_Problem description_. What follows is a set of entries. Repeat them exactly, but not their pictures.

_Dataset content_.
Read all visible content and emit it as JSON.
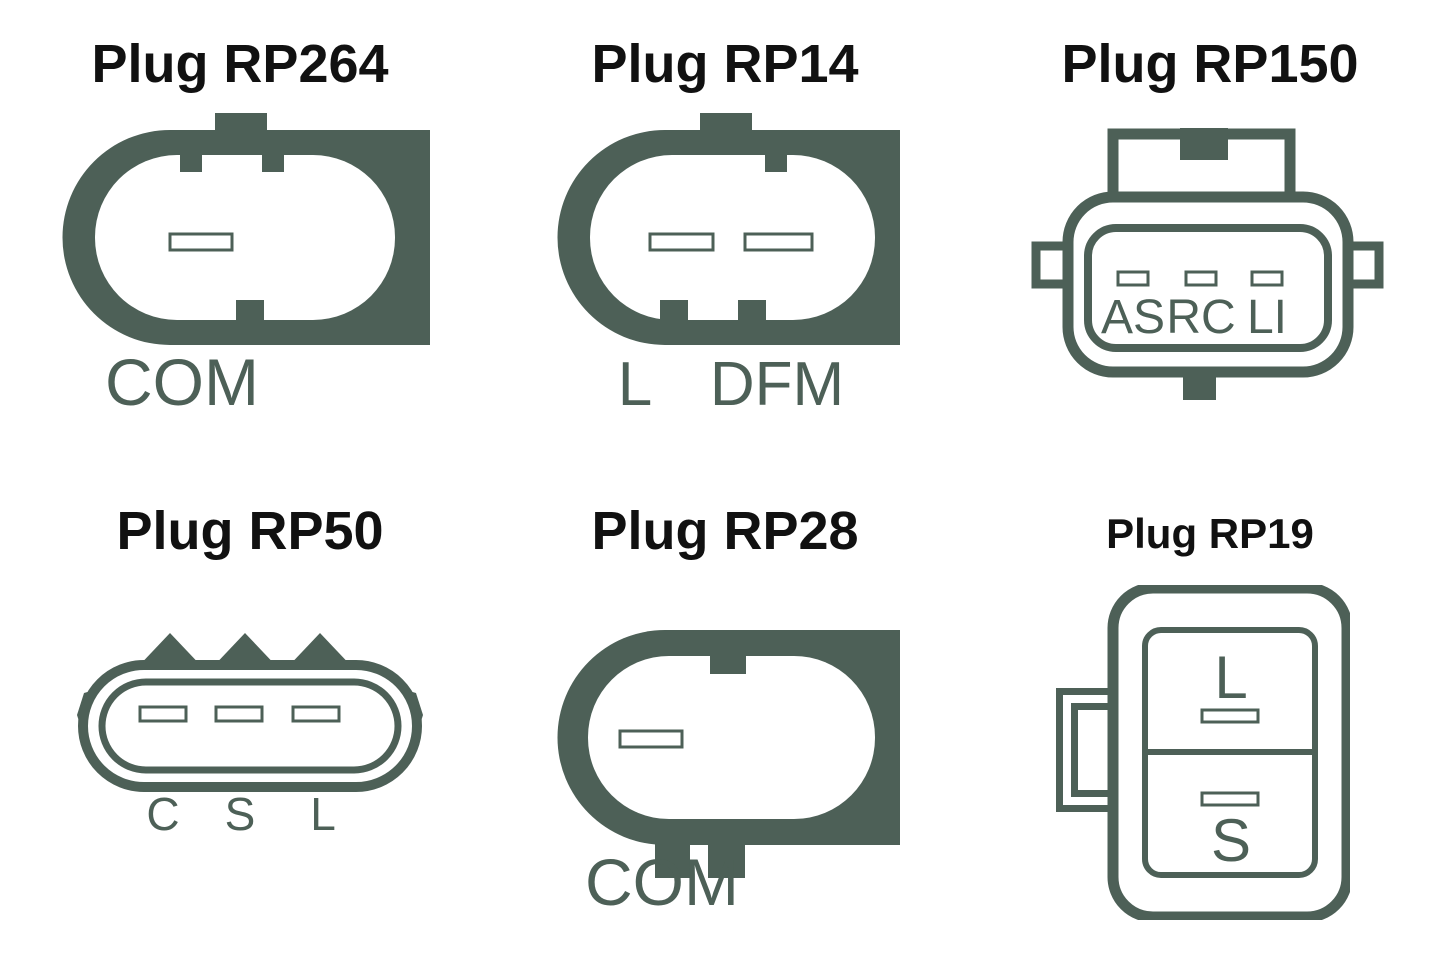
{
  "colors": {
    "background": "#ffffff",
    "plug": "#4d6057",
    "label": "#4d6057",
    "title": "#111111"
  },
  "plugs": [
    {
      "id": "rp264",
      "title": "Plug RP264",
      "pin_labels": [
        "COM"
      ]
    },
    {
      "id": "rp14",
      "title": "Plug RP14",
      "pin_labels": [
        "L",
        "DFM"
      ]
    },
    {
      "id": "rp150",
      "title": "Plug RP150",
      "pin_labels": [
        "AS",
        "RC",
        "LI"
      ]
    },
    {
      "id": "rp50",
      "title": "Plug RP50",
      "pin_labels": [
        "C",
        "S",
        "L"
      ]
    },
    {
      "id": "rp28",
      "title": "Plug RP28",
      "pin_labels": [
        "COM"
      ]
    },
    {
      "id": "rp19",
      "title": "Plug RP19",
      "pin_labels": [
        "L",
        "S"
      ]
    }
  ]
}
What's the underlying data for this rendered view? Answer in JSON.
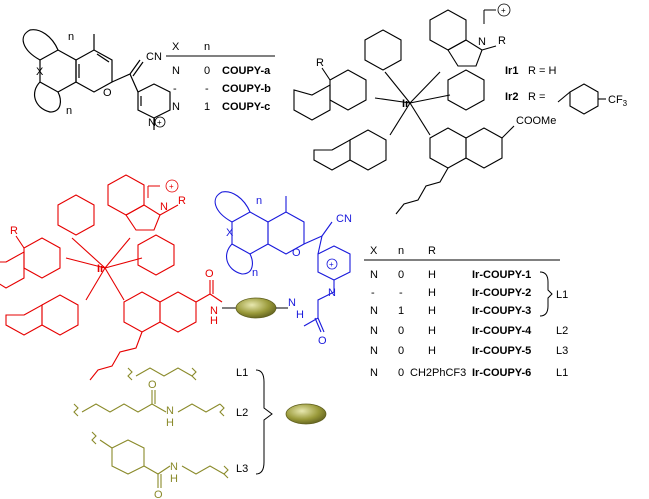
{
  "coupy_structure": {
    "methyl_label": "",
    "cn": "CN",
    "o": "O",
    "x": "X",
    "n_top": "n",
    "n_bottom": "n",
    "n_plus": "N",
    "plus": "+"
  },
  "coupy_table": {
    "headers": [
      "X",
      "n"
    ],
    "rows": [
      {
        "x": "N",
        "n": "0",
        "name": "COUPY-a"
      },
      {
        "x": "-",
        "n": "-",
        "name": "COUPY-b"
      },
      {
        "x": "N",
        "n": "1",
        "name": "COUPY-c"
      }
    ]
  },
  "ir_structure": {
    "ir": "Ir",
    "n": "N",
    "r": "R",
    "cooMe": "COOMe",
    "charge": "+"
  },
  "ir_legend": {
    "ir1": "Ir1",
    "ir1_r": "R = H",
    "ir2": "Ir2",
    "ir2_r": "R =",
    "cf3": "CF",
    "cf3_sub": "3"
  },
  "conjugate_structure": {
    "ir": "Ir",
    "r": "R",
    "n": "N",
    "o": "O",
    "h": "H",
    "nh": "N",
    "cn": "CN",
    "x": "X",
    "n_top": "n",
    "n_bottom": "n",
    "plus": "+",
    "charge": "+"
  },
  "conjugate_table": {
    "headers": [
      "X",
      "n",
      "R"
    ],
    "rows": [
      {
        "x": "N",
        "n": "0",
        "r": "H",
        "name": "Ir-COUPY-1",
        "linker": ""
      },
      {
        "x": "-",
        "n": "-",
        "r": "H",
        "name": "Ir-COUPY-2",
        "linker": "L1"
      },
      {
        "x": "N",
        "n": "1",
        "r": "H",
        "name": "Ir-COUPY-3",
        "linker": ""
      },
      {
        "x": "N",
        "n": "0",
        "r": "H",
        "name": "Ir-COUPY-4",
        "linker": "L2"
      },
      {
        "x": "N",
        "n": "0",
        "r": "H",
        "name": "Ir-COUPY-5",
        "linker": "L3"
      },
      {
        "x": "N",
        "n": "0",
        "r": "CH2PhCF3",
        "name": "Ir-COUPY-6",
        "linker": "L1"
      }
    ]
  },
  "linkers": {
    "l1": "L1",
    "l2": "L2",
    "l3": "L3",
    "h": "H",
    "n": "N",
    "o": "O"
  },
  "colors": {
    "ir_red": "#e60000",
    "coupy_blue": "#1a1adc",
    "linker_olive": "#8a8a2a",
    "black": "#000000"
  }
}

_Answer below_.
Read all visible content and emit it as JSON.
{
  "colors": {
    "background": "#ffffff",
    "plug": "#4d6057",
    "label": "#4d6057",
    "title": "#111111"
  },
  "plugs": [
    {
      "id": "rp264",
      "title": "Plug RP264",
      "pin_labels": [
        "COM"
      ]
    },
    {
      "id": "rp14",
      "title": "Plug RP14",
      "pin_labels": [
        "L",
        "DFM"
      ]
    },
    {
      "id": "rp150",
      "title": "Plug RP150",
      "pin_labels": [
        "AS",
        "RC",
        "LI"
      ]
    },
    {
      "id": "rp50",
      "title": "Plug RP50",
      "pin_labels": [
        "C",
        "S",
        "L"
      ]
    },
    {
      "id": "rp28",
      "title": "Plug RP28",
      "pin_labels": [
        "COM"
      ]
    },
    {
      "id": "rp19",
      "title": "Plug RP19",
      "pin_labels": [
        "L",
        "S"
      ]
    }
  ]
}
What's the underlying data for this rendered view? Answer in JSON.
{
  "coupy_structure": {
    "methyl_label": "",
    "cn": "CN",
    "o": "O",
    "x": "X",
    "n_top": "n",
    "n_bottom": "n",
    "n_plus": "N",
    "plus": "+"
  },
  "coupy_table": {
    "headers": [
      "X",
      "n"
    ],
    "rows": [
      {
        "x": "N",
        "n": "0",
        "name": "COUPY-a"
      },
      {
        "x": "-",
        "n": "-",
        "name": "COUPY-b"
      },
      {
        "x": "N",
        "n": "1",
        "name": "COUPY-c"
      }
    ]
  },
  "ir_structure": {
    "ir": "Ir",
    "n": "N",
    "r": "R",
    "cooMe": "COOMe",
    "charge": "+"
  },
  "ir_legend": {
    "ir1": "Ir1",
    "ir1_r": "R = H",
    "ir2": "Ir2",
    "ir2_r": "R =",
    "cf3": "CF",
    "cf3_sub": "3"
  },
  "conjugate_structure": {
    "ir": "Ir",
    "r": "R",
    "n": "N",
    "o": "O",
    "h": "H",
    "nh": "N",
    "cn": "CN",
    "x": "X",
    "n_top": "n",
    "n_bottom": "n",
    "plus": "+",
    "charge": "+"
  },
  "conjugate_table": {
    "headers": [
      "X",
      "n",
      "R"
    ],
    "rows": [
      {
        "x": "N",
        "n": "0",
        "r": "H",
        "name": "Ir-COUPY-1",
        "linker": ""
      },
      {
        "x": "-",
        "n": "-",
        "r": "H",
        "name": "Ir-COUPY-2",
        "linker": "L1"
      },
      {
        "x": "N",
        "n": "1",
        "r": "H",
        "name": "Ir-COUPY-3",
        "linker": ""
      },
      {
        "x": "N",
        "n": "0",
        "r": "H",
        "name": "Ir-COUPY-4",
        "linker": "L2"
      },
      {
        "x": "N",
        "n": "0",
        "r": "H",
        "name": "Ir-COUPY-5",
        "linker": "L3"
      },
      {
        "x": "N",
        "n": "0",
        "r": "CH2PhCF3",
        "name": "Ir-COUPY-6",
        "linker": "L1"
      }
    ]
  },
  "linkers": {
    "l1": "L1",
    "l2": "L2",
    "l3": "L3",
    "h": "H",
    "n": "N",
    "o": "O"
  },
  "colors": {
    "ir_red": "#e60000",
    "coupy_blue": "#1a1adc",
    "linker_olive": "#8a8a2a",
    "black": "#000000"
  }
}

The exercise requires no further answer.